[Stored records]
==========

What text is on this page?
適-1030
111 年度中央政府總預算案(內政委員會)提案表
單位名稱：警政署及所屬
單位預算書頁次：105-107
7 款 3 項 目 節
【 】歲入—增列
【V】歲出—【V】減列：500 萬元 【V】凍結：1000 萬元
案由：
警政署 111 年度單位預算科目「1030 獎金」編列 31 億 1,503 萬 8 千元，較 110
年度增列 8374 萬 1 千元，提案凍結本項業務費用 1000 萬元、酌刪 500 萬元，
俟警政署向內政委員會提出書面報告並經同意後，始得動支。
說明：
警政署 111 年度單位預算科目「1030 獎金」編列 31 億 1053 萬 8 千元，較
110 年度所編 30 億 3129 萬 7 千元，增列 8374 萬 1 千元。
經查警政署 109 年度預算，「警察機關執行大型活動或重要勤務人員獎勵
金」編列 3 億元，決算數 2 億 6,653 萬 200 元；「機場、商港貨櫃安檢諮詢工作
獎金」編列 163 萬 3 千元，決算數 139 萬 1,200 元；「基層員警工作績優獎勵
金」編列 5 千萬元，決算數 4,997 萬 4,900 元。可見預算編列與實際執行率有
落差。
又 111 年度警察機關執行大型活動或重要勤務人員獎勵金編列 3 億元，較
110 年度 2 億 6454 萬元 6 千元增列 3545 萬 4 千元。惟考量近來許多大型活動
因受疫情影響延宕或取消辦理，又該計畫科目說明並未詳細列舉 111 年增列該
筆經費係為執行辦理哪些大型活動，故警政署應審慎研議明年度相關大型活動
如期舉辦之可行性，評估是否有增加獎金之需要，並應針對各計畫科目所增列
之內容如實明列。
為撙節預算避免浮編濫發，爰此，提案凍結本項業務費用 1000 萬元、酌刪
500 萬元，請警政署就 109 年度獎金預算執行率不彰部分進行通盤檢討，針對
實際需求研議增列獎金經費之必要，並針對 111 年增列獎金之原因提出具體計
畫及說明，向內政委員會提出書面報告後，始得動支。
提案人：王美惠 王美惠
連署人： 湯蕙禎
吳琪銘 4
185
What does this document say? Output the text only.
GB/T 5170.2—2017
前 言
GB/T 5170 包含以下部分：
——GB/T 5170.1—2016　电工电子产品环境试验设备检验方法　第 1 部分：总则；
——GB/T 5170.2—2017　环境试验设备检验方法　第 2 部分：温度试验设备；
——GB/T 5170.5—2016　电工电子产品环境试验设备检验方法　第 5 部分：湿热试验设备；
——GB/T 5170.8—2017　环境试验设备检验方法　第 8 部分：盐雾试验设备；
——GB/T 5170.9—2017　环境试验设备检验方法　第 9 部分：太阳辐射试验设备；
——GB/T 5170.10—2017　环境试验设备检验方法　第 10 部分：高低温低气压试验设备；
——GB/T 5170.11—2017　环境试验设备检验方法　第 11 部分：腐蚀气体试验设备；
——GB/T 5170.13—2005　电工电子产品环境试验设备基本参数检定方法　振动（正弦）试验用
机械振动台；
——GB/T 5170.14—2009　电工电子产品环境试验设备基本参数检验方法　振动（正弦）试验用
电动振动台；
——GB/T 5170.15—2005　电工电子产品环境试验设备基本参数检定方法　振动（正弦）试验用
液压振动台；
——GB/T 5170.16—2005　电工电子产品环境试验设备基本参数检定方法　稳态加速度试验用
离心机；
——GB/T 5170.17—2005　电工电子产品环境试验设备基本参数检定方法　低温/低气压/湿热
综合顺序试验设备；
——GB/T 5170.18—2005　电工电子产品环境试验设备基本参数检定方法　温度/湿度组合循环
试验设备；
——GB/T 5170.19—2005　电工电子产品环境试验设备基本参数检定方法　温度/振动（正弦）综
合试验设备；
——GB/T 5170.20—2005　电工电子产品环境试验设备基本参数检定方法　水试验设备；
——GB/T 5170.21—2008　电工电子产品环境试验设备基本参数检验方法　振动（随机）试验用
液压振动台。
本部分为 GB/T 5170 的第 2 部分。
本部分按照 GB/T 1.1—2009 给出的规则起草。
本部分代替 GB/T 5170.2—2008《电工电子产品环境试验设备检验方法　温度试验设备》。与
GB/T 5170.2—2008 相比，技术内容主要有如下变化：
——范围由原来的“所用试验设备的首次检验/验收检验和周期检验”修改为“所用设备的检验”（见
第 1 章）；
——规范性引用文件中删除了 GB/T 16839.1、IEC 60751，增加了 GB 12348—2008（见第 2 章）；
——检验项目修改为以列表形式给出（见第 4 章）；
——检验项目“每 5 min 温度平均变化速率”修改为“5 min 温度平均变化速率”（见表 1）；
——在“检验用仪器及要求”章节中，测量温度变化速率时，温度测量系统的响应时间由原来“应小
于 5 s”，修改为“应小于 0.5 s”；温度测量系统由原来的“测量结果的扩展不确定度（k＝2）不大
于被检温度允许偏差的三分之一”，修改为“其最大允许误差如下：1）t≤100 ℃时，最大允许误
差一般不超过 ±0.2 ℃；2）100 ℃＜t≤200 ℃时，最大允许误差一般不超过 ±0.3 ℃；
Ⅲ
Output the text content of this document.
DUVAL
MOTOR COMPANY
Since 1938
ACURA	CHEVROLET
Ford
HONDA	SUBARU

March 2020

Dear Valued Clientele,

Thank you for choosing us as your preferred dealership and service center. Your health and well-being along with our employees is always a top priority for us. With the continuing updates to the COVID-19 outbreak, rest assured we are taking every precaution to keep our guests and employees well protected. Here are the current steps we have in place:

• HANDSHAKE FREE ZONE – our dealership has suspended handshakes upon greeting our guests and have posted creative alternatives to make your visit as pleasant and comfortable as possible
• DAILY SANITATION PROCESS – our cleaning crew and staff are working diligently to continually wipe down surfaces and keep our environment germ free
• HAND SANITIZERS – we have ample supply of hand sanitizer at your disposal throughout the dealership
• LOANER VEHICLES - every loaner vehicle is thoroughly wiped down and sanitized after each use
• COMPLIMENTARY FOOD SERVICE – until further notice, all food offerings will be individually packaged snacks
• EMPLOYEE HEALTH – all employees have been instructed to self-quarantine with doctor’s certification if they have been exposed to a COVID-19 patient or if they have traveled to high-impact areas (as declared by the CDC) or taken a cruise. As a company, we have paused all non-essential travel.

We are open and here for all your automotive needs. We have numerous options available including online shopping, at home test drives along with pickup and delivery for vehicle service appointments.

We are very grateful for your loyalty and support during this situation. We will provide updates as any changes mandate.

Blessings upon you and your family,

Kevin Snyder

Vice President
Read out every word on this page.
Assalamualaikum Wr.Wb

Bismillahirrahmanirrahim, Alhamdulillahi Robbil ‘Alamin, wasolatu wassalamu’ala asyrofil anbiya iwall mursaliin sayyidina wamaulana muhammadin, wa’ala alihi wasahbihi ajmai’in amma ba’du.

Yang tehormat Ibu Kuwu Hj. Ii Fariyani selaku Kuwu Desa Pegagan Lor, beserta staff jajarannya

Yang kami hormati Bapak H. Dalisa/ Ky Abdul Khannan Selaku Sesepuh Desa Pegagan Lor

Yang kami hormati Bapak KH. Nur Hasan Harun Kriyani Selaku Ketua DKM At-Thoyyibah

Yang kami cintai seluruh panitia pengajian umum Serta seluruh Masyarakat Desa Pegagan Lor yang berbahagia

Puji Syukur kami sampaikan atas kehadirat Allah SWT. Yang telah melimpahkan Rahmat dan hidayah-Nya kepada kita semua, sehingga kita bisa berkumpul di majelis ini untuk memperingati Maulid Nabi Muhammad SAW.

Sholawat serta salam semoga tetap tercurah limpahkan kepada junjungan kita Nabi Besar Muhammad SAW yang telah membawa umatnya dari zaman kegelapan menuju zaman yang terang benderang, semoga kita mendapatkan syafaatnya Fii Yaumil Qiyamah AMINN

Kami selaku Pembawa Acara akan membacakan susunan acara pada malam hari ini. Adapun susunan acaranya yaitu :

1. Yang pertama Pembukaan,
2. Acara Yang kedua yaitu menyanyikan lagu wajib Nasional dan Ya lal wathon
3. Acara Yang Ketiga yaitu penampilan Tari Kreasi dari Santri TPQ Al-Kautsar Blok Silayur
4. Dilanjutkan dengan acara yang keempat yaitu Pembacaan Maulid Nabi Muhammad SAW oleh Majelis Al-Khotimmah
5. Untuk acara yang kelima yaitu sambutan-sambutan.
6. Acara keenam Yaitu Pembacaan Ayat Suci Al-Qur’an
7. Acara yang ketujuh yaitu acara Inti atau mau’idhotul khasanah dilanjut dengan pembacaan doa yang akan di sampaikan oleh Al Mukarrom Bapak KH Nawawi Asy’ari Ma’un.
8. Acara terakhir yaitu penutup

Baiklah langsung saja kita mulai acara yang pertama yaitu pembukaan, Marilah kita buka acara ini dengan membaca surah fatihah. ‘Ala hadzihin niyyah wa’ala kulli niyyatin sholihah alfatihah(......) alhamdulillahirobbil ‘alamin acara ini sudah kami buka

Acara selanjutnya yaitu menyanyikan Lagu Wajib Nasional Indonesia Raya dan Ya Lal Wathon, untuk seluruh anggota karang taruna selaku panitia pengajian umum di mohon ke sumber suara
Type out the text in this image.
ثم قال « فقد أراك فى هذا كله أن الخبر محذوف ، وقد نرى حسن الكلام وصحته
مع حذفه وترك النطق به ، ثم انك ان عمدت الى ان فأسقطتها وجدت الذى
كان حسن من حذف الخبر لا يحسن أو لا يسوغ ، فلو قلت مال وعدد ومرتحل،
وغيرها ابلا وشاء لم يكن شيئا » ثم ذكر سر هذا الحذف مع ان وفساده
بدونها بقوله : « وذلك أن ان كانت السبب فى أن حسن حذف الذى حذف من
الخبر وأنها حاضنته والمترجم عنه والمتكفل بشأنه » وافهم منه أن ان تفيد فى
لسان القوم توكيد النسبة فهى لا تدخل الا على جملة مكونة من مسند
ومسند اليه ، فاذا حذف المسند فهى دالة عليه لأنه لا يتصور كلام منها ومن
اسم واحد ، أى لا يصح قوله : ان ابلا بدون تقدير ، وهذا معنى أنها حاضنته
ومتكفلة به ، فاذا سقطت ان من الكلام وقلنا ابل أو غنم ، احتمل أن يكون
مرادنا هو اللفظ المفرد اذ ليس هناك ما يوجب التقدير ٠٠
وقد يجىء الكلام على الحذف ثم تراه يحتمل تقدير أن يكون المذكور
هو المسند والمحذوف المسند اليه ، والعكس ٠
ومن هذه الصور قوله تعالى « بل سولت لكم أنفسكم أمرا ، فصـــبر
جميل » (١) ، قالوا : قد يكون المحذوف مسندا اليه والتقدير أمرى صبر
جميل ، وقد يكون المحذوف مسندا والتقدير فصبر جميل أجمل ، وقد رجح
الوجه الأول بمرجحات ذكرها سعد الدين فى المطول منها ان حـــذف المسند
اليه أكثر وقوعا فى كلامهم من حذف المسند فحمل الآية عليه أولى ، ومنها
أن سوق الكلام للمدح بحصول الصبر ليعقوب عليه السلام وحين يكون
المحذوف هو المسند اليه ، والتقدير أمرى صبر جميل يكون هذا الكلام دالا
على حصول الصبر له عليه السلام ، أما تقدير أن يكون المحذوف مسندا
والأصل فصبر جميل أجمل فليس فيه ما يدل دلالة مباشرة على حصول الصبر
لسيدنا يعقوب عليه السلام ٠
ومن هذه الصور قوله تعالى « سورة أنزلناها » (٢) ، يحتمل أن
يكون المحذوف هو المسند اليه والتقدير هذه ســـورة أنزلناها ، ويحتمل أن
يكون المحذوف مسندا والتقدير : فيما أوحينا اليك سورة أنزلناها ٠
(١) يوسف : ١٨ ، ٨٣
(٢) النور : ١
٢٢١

==========

> Instructions to follow
Report all lines of the data that include the word "panitia".

> Reply
Yang kami cintai seluruh panitia pengajian umum Serta seluruh Masyarakat Desa Pegagan Lor yang berbahagia
Acara selanjutnya yaitu menyanyikan Lagu Wajib Nasional Indonesia Raya dan Ya Lal Wathon, untuk seluruh anggota karang taruna selaku panitia pengajian umum di mohon ke sumber suara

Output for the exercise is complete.